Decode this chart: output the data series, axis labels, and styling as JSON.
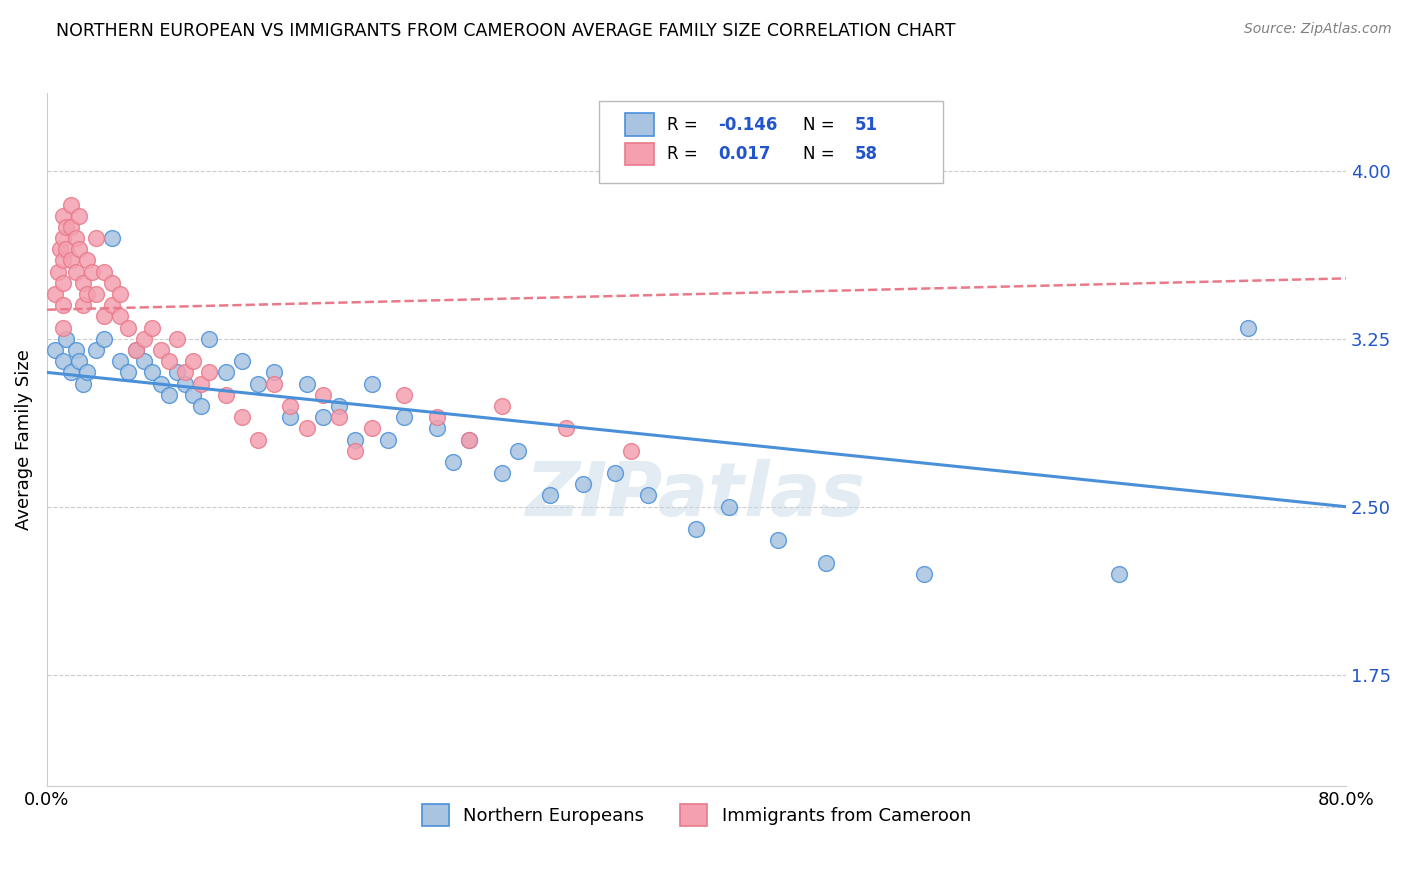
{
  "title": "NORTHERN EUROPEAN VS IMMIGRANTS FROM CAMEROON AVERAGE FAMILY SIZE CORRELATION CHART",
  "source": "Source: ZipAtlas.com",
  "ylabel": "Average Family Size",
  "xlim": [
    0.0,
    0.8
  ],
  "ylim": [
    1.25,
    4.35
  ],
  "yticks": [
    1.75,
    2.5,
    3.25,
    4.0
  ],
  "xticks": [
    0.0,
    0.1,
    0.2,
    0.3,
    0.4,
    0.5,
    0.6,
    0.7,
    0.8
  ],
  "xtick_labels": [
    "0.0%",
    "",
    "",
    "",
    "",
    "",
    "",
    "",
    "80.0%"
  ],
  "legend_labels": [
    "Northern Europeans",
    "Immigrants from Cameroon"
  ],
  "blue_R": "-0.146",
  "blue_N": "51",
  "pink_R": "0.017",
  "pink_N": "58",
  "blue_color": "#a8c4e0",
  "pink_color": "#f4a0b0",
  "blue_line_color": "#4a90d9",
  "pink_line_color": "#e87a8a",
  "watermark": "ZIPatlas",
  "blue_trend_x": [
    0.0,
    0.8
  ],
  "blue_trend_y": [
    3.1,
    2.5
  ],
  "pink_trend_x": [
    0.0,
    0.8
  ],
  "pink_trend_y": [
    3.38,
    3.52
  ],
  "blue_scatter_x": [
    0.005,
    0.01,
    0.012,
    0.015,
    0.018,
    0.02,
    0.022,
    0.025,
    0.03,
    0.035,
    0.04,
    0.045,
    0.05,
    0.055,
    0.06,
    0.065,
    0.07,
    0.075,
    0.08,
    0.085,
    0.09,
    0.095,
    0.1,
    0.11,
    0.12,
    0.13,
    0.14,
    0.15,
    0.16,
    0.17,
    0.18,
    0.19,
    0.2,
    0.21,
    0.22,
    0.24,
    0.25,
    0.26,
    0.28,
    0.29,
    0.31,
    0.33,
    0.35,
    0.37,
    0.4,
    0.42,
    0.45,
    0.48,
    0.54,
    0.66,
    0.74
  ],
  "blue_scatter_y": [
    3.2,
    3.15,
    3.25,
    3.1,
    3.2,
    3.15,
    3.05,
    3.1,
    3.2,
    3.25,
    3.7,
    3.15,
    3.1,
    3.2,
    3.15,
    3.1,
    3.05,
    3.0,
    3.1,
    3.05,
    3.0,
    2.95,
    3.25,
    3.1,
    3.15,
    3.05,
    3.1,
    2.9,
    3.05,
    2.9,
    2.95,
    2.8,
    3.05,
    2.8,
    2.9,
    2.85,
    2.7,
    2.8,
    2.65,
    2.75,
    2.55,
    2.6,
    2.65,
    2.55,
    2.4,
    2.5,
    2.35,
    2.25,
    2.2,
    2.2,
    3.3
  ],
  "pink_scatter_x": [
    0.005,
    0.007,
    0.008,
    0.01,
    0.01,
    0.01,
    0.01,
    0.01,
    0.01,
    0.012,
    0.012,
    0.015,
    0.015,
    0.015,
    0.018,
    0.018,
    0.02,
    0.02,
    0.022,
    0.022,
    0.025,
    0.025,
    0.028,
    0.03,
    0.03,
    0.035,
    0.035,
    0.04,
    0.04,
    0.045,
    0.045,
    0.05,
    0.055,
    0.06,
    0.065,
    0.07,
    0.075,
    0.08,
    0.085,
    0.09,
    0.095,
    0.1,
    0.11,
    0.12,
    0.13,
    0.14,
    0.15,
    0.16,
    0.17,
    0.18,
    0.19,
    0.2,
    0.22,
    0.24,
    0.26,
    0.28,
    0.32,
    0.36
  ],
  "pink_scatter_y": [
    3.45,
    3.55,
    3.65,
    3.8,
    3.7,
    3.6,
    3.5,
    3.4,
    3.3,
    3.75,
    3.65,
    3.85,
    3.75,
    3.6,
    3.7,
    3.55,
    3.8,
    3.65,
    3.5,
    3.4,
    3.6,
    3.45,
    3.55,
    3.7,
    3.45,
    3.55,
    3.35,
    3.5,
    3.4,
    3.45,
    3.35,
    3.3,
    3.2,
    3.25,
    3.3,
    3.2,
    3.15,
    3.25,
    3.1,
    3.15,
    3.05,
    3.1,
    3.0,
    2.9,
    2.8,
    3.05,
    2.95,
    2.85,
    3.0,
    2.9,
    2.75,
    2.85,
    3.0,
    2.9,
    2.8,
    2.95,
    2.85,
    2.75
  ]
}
...
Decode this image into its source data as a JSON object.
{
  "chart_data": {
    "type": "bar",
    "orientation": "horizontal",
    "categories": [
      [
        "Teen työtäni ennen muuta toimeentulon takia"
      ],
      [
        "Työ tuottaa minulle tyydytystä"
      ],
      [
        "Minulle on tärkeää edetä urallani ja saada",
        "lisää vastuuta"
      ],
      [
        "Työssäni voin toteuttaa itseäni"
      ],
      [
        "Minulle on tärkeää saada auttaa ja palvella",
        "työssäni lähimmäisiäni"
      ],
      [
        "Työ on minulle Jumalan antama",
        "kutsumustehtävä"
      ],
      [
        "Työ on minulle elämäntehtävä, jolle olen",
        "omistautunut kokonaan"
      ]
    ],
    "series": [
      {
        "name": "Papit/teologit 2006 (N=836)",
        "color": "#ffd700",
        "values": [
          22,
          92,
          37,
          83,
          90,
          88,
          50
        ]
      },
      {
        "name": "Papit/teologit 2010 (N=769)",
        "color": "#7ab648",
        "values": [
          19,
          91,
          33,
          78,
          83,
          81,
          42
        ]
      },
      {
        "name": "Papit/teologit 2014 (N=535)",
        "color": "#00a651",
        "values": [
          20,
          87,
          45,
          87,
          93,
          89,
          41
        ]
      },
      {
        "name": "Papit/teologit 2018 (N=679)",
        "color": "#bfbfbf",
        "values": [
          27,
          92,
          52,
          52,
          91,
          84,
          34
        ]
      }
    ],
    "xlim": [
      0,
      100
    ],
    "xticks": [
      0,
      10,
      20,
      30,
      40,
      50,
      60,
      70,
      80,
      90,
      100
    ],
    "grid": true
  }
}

### What to produce
Copy whichever lines in the listing above contain the word "Decode".

### Answer to the exercise
Decode this chart: output the data series, axis labels, and styling as JSON.
Decode this image into its source data as a JSON object.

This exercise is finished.